____ Supplied data

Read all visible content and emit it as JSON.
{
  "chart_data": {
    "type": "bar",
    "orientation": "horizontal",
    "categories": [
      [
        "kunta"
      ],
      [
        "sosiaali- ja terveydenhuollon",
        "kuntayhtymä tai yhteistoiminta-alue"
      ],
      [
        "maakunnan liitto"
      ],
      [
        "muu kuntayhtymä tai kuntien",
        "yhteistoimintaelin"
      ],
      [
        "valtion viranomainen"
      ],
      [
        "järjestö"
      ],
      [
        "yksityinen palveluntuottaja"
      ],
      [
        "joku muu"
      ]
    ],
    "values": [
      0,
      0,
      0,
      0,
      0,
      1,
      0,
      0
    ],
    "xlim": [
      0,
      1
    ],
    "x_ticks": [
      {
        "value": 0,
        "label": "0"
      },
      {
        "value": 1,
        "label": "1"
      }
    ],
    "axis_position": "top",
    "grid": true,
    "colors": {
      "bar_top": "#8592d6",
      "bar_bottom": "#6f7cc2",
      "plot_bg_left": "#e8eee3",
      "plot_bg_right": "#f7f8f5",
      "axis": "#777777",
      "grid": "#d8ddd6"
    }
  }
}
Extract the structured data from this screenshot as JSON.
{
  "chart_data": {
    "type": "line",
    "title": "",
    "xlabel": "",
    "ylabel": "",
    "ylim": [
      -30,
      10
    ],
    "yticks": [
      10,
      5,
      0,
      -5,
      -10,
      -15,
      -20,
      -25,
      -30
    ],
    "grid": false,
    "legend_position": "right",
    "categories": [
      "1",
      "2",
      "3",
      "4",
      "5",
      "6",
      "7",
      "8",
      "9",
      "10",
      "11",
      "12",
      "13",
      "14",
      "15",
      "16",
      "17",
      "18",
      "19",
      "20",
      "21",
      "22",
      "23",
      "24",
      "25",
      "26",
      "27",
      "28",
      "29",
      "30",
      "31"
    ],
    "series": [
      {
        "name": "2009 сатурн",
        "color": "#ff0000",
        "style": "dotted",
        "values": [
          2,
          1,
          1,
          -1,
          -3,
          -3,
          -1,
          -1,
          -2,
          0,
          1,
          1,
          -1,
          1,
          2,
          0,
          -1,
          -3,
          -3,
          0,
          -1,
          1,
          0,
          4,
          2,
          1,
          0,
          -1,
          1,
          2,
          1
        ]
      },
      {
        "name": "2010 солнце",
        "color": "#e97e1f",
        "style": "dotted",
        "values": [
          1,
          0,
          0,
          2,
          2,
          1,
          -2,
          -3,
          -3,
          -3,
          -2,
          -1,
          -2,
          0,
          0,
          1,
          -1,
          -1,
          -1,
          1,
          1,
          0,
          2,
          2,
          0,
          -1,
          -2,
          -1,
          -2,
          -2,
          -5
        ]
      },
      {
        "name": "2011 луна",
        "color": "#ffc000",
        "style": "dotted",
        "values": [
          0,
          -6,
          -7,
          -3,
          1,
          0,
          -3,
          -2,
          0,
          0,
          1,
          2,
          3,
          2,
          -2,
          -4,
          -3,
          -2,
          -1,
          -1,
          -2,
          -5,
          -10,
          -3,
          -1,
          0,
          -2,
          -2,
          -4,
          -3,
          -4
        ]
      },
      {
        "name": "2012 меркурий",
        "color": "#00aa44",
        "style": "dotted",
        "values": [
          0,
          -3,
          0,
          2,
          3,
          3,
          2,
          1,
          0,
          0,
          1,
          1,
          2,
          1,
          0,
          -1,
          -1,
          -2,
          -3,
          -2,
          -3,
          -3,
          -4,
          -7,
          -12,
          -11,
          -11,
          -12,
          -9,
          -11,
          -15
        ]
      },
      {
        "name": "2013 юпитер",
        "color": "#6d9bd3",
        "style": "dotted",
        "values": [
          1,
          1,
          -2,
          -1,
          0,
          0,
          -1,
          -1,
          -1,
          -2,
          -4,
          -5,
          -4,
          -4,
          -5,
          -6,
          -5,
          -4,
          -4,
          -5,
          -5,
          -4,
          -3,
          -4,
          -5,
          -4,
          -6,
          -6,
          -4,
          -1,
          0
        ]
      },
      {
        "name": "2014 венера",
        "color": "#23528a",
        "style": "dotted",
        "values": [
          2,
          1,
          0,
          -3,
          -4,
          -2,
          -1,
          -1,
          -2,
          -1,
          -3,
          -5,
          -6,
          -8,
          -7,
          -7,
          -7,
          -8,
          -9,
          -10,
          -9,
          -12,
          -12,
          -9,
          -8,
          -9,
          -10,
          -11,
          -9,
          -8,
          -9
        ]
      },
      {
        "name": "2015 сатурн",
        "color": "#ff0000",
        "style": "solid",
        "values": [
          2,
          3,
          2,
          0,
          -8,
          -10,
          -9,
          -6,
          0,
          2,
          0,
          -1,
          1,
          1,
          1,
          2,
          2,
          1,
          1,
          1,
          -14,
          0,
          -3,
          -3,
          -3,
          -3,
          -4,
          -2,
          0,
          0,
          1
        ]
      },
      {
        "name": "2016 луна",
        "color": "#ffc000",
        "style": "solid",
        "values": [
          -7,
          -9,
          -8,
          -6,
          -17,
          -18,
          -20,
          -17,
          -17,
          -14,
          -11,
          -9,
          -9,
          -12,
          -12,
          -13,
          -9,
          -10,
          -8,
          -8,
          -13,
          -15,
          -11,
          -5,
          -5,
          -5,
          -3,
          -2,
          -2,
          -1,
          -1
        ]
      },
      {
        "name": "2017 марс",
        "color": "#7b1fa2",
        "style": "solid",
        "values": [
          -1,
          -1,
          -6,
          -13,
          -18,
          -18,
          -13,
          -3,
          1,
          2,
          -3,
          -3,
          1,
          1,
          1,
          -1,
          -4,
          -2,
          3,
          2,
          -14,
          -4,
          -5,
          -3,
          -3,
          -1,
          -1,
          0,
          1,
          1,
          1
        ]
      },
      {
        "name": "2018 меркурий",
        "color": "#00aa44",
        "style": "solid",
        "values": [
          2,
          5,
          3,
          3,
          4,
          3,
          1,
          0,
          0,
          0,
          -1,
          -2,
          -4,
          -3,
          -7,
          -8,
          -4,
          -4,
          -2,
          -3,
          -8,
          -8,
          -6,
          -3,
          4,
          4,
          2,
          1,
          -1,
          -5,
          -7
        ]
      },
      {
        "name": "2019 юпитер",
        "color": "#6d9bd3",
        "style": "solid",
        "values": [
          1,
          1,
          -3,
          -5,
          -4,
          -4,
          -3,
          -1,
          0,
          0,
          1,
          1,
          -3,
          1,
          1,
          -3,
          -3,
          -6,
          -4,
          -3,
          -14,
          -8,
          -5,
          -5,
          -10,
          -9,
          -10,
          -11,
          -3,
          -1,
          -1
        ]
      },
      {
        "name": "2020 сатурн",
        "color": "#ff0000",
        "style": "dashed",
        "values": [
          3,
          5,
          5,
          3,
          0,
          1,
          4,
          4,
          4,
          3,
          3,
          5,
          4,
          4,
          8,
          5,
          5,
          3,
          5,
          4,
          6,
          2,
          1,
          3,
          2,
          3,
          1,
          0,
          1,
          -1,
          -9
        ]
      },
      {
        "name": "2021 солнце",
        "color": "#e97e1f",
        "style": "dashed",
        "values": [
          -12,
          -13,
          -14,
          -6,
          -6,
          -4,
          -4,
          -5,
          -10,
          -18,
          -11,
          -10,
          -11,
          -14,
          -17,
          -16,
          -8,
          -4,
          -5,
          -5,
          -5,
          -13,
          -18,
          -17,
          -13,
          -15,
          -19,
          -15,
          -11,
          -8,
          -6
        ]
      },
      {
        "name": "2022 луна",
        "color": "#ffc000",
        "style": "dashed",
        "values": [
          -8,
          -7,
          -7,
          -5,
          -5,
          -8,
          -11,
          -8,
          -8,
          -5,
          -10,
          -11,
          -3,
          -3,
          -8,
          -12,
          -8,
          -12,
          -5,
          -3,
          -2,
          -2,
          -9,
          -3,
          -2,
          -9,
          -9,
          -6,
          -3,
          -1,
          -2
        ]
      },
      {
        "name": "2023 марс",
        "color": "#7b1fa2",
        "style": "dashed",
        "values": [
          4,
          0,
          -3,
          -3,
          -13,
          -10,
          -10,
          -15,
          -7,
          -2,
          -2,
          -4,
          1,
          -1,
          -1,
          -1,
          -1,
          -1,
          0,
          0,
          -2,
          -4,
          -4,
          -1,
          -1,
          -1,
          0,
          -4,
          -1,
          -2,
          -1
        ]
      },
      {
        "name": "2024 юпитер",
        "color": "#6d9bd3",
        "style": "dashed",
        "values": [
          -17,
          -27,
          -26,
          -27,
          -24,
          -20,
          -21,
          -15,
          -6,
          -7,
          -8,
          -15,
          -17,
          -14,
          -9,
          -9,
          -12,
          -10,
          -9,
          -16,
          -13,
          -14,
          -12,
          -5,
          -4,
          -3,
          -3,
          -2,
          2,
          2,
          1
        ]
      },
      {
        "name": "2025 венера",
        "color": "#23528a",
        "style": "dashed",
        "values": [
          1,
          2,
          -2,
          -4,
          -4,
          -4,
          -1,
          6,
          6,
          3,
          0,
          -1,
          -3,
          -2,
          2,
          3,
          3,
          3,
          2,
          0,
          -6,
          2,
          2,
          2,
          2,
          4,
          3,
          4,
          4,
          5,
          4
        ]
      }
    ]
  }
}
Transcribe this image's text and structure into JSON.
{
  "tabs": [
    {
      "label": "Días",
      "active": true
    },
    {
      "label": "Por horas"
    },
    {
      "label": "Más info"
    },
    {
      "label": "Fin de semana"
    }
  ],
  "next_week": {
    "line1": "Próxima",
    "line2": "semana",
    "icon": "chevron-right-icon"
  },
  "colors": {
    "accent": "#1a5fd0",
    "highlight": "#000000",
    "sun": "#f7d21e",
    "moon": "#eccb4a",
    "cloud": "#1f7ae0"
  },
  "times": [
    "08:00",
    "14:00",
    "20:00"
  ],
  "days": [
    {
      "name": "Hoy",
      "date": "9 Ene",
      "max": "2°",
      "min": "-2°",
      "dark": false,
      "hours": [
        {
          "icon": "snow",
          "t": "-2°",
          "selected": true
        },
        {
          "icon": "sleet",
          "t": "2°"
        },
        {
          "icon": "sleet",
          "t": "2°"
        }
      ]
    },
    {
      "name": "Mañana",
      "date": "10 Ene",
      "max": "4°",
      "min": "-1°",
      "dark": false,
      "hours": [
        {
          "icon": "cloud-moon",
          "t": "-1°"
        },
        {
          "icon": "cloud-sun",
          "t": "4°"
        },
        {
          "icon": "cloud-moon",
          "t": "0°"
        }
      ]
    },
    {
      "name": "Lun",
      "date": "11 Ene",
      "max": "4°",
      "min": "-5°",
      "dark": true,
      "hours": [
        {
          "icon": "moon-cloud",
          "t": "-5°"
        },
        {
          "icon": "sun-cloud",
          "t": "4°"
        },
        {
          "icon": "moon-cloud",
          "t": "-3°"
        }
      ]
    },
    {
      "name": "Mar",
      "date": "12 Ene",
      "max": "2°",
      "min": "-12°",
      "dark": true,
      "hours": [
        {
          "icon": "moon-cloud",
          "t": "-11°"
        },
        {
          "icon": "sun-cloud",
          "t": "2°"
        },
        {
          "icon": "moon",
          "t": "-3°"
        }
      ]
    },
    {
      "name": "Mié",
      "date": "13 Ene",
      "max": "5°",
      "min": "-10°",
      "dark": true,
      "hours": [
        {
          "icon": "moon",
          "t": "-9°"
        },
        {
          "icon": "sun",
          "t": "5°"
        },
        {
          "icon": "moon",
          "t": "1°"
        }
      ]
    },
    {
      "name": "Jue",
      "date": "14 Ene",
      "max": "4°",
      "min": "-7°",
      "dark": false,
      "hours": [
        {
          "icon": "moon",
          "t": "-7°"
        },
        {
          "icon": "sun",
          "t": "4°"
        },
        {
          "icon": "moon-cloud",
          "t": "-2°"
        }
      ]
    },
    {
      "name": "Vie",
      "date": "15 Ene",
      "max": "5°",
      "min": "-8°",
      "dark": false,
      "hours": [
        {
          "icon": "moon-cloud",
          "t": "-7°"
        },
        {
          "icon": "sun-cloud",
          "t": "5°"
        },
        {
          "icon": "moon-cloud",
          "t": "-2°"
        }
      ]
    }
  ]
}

________

Only lines that contain the word "date" are wanted; copy each of them.

Complete response ▸
      "date": "9 Ene",
      "date": "10 Ene",
      "date": "11 Ene",
      "date": "12 Ene",
      "date": "13 Ene",
      "date": "14 Ene",
      "date": "15 Ene",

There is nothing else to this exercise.